[start of TASK MATERIAL]

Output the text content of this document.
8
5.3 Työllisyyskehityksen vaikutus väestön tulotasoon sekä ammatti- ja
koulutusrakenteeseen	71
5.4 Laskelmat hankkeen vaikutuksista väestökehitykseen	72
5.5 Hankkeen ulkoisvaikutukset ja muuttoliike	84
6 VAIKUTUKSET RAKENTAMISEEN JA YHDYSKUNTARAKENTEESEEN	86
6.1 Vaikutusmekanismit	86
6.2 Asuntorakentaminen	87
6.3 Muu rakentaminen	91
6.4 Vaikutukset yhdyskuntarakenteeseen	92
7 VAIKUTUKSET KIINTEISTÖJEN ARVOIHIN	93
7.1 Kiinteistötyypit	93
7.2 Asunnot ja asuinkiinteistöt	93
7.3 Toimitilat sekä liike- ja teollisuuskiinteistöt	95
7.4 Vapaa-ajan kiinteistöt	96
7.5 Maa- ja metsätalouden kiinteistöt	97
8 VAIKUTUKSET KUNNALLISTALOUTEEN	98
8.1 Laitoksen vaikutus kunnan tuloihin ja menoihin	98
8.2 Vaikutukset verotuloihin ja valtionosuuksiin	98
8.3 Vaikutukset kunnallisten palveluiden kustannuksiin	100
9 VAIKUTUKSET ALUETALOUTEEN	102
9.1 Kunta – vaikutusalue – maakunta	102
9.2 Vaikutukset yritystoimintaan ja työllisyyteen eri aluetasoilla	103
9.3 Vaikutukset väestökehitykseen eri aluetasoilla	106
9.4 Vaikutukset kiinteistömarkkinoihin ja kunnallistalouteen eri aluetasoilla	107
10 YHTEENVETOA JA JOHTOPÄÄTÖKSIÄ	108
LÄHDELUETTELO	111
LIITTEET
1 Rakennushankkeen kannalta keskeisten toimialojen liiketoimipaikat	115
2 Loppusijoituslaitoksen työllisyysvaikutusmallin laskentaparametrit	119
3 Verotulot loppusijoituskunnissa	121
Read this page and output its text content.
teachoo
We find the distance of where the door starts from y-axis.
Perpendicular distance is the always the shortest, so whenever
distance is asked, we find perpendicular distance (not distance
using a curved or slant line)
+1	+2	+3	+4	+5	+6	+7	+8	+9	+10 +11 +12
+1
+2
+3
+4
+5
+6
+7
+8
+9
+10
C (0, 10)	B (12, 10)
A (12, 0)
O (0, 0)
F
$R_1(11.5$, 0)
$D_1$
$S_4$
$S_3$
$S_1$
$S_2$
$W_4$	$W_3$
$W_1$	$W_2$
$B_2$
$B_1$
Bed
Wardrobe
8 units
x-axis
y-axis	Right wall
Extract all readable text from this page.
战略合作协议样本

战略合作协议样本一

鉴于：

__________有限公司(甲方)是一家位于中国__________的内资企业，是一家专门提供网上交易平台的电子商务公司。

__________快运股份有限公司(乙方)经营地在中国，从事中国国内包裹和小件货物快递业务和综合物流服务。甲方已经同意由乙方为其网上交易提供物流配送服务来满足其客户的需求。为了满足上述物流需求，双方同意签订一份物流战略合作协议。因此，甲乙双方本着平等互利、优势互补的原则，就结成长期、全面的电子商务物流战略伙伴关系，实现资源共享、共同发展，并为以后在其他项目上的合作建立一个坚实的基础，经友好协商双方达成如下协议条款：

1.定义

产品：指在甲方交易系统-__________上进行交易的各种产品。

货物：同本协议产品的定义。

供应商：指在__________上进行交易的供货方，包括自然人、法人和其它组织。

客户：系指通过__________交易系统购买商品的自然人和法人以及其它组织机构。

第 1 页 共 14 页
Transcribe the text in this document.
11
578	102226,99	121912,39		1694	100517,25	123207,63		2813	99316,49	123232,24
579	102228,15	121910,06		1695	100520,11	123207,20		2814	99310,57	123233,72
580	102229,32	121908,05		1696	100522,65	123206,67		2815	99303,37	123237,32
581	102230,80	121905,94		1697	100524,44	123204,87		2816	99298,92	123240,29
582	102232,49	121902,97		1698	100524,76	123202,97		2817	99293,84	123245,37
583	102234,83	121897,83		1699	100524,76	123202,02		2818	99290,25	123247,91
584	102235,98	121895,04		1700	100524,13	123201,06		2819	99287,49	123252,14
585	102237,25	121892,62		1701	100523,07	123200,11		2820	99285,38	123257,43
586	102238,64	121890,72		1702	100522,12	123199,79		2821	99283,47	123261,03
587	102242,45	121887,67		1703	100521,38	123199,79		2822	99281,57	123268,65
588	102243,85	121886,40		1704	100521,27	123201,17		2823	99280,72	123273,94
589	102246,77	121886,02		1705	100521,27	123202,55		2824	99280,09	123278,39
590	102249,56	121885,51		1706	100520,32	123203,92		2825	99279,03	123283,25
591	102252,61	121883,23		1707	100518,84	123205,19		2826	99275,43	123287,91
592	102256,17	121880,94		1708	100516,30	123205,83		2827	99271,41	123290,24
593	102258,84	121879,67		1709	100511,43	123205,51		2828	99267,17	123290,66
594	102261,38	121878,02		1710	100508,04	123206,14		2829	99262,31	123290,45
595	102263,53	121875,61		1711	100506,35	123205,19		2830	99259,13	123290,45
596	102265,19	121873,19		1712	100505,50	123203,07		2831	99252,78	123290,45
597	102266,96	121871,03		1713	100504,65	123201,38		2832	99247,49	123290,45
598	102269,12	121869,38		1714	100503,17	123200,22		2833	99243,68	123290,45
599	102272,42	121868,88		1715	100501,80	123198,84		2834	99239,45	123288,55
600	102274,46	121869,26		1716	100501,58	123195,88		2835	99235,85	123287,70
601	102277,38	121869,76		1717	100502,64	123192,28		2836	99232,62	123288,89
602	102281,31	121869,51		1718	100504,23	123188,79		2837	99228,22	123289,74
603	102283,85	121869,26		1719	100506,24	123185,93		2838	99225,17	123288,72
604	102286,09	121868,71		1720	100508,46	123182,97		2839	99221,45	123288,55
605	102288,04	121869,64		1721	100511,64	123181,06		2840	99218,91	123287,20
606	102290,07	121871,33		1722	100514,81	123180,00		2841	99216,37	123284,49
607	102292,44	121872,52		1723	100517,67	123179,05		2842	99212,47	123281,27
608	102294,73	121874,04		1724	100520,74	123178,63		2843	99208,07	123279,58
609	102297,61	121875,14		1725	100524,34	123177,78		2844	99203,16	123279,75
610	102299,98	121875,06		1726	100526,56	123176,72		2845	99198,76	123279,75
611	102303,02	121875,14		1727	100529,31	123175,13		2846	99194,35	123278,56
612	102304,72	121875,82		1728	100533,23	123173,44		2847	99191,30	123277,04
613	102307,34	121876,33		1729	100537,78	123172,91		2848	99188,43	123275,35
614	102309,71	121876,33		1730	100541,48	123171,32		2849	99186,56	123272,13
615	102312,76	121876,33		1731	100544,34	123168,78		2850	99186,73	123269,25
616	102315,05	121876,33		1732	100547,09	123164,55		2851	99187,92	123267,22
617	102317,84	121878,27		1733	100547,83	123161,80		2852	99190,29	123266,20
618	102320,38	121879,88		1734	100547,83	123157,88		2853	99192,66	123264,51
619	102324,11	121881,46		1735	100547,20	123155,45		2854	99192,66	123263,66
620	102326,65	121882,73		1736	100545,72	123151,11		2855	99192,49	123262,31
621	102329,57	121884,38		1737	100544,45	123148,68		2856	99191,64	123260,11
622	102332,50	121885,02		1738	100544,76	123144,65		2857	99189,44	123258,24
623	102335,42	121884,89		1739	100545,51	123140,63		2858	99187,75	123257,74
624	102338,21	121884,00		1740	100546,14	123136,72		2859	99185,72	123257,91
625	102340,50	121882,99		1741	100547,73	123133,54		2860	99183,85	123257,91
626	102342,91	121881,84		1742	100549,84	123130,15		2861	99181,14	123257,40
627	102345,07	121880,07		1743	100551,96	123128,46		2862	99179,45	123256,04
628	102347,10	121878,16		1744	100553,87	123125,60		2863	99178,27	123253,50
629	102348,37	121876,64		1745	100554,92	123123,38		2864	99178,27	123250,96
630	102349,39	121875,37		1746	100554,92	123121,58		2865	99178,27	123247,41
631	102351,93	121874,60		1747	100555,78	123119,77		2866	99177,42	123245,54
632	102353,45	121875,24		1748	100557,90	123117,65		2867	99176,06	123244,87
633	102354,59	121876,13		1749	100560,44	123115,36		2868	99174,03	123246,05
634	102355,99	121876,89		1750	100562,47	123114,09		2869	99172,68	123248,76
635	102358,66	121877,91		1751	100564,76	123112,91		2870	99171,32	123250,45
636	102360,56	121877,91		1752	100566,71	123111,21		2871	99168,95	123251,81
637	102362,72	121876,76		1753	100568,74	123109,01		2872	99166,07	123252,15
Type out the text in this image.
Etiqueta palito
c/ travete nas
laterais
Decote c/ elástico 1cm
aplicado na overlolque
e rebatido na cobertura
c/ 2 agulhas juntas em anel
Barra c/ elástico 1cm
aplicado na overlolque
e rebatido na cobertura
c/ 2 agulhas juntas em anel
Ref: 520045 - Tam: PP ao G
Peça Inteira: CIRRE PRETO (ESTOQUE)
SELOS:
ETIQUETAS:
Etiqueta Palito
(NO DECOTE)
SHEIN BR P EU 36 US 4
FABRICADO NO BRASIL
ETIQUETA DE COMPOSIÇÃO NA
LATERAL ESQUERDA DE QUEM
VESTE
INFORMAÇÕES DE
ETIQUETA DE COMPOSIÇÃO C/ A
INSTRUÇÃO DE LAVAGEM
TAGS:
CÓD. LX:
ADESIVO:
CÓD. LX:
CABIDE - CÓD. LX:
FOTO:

[end of TASK MATERIAL]

- **TASK OBJECTIVE**
Using the data above, say how many lines include "document". No other reply is needed.

- **RESULT FOR THIS EXERCISE**
2